GOAL
Leave out the pictures and repeat the rest of the material exactly.
[Begin THE RECORDS]
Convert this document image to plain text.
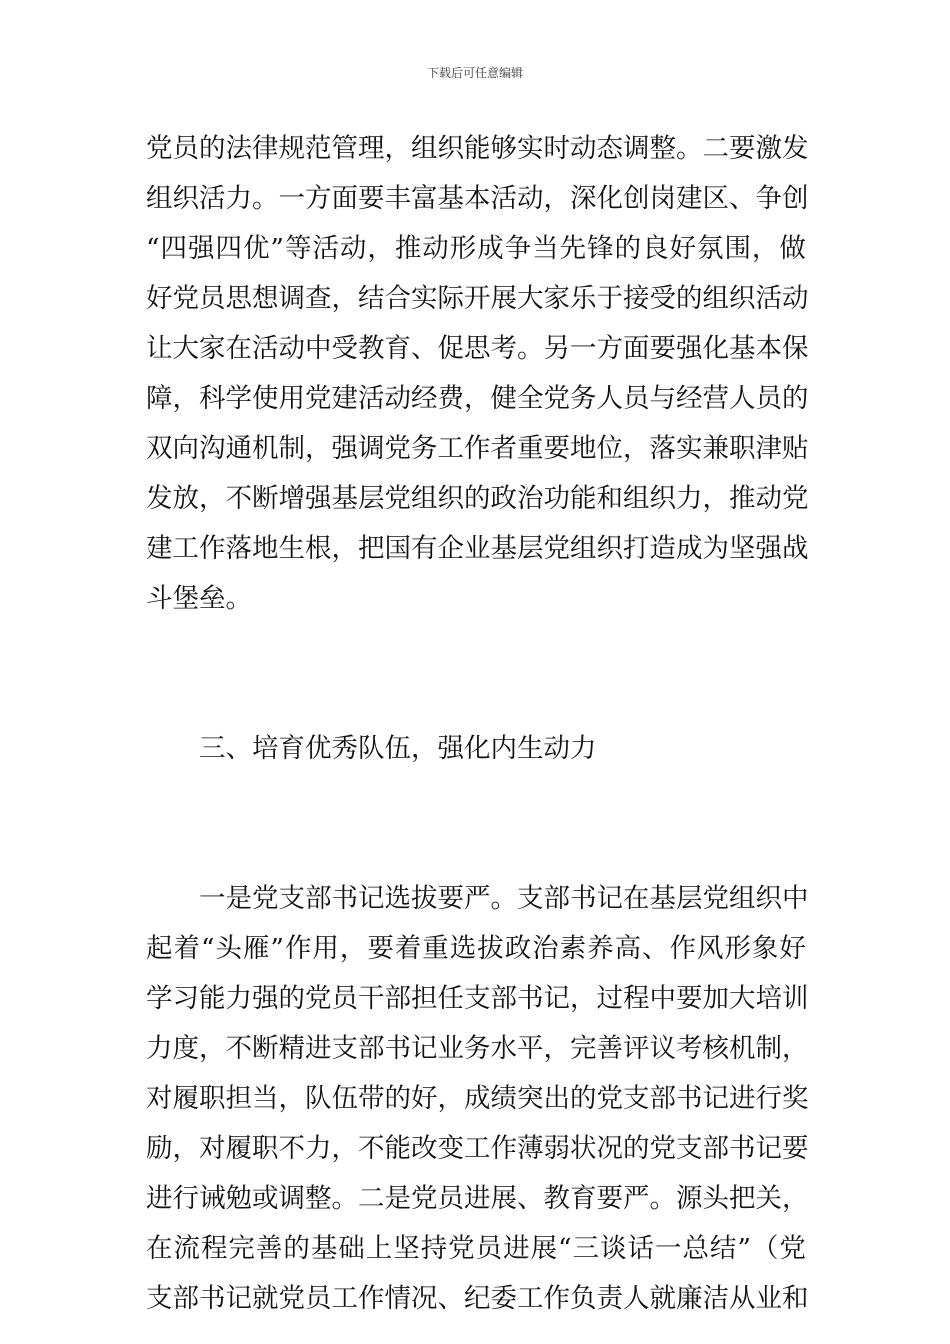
下载后可任意编辑
党 员 的 法 律 规 范 管 理 ， 组 织 能 够 实 时 动 态 调 整 。 二 要 激 发
组 织 活 力 。 一 方 面 要 丰 富 基 本 活 动 ， 深 化 创 岗 建 区 、 争 创
“ 四 强 四 优 ” 等 活 动 ， 推 动 形 成 争 当 先 锋 的 良 好 氛 围 ， 做
好 党 员 思 想 调 查 ， 结 合 实 际 开 展 大 家 乐 于 接 受 的 组 织 活 动
让 大 家 在 活 动 中 受 教 育 、 促 思 考 。 另 一 方 面 要 强 化 基 本 保
障 ， 科 学 使 用 党 建 活 动 经 费 ， 健 全 党 务 人 员 与 经 营 人 员 的
双 向 沟 通 机 制 ， 强 调 党 务 工 作 者 重 要 地 位 ， 落 实 兼 职 津 贴
发 放 ， 不 断 增 强 基 层 党 组 织 的 政 治 功 能 和 组 织 力 ， 推 动 党
建 工 作 落 地 生 根 ， 把 国 有 企 业 基 层 党 组 织 打 造 成 为 坚 强 战
斗堡垒。
三、培育优秀队伍，强化内生动力
一是党支部书记选拔要严。支部书记在基层党组织中
起 着 “ 头 雁 ” 作 用 ， 要 着 重 选 拔 政 治 素 养 高 、 作 风 形 象 好
学 习 能 力 强 的 党 员 干 部 担 任 支 部 书 记 ， 过 程 中 要 加 大 培 训
力 度 ， 不 断 精 进 支 部 书 记 业 务 水 平 ， 完 善 评 议 考 核 机 制 ，
对 履 职 担 当 ， 队 伍 带 的 好 ， 成 绩 突 出 的 党 支 部 书 记 进 行 奖
励 ， 对 履 职 不 力 ， 不 能 改 变 工 作 薄 弱 状 况 的 党 支 部 书 记 要
进 行 诫 勉 或 调 整 。 二 是 党 员 进 展 、 教 育 要 严 。 源 头 把 关 ，
在 流 程 完 善 的 基 础 上 坚 持 党 员 进 展 “ 三 谈 话 一 总 结 ” （ 党
支 部 书 记 就 党 员 工 作 情 况 、 纪 委 工 作 负 责 人 就 廉 洁 从 业 和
[End THE RECORDS]
WRITTEN REPLY
Convert this document image to plain text.
下载后可任意编辑
党 员 的 法 律 规 范 管 理 ， 组 织 能 够 实 时 动 态 调 整 。 二 要 激 发
组 织 活 力 。 一 方 面 要 丰 富 基 本 活 动 ， 深 化 创 岗 建 区 、 争 创
“ 四 强 四 优 ” 等 活 动 ， 推 动 形 成 争 当 先 锋 的 良 好 氛 围 ， 做
好 党 员 思 想 调 查 ， 结 合 实 际 开 展 大 家 乐 于 接 受 的 组 织 活 动
让 大 家 在 活 动 中 受 教 育 、 促 思 考 。 另 一 方 面 要 强 化 基 本 保
障 ， 科 学 使 用 党 建 活 动 经 费 ， 健 全 党 务 人 员 与 经 营 人 员 的
双 向 沟 通 机 制 ， 强 调 党 务 工 作 者 重 要 地 位 ， 落 实 兼 职 津 贴
发 放 ， 不 断 增 强 基 层 党 组 织 的 政 治 功 能 和 组 织 力 ， 推 动 党
建 工 作 落 地 生 根 ， 把 国 有 企 业 基 层 党 组 织 打 造 成 为 坚 强 战
斗堡垒。
三、培育优秀队伍，强化内生动力
一是党支部书记选拔要严。支部书记在基层党组织中
起 着 “ 头 雁 ” 作 用 ， 要 着 重 选 拔 政 治 素 养 高 、 作 风 形 象 好
学 习 能 力 强 的 党 员 干 部 担 任 支 部 书 记 ， 过 程 中 要 加 大 培 训
力 度 ， 不 断 精 进 支 部 书 记 业 务 水 平 ， 完 善 评 议 考 核 机 制 ，
对 履 职 担 当 ， 队 伍 带 的 好 ， 成 绩 突 出 的 党 支 部 书 记 进 行 奖
励 ， 对 履 职 不 力 ， 不 能 改 变 工 作 薄 弱 状 况 的 党 支 部 书 记 要
进 行 诫 勉 或 调 整 。 二 是 党 员 进 展 、 教 育 要 严 。 源 头 把 关 ，
在 流 程 完 善 的 基 础 上 坚 持 党 员 进 展 “ 三 谈 话 一 总 结 ” （ 党
支 部 书 记 就 党 员 工 作 情 况 、 纪 委 工 作 负 责 人 就 廉 洁 从 业 和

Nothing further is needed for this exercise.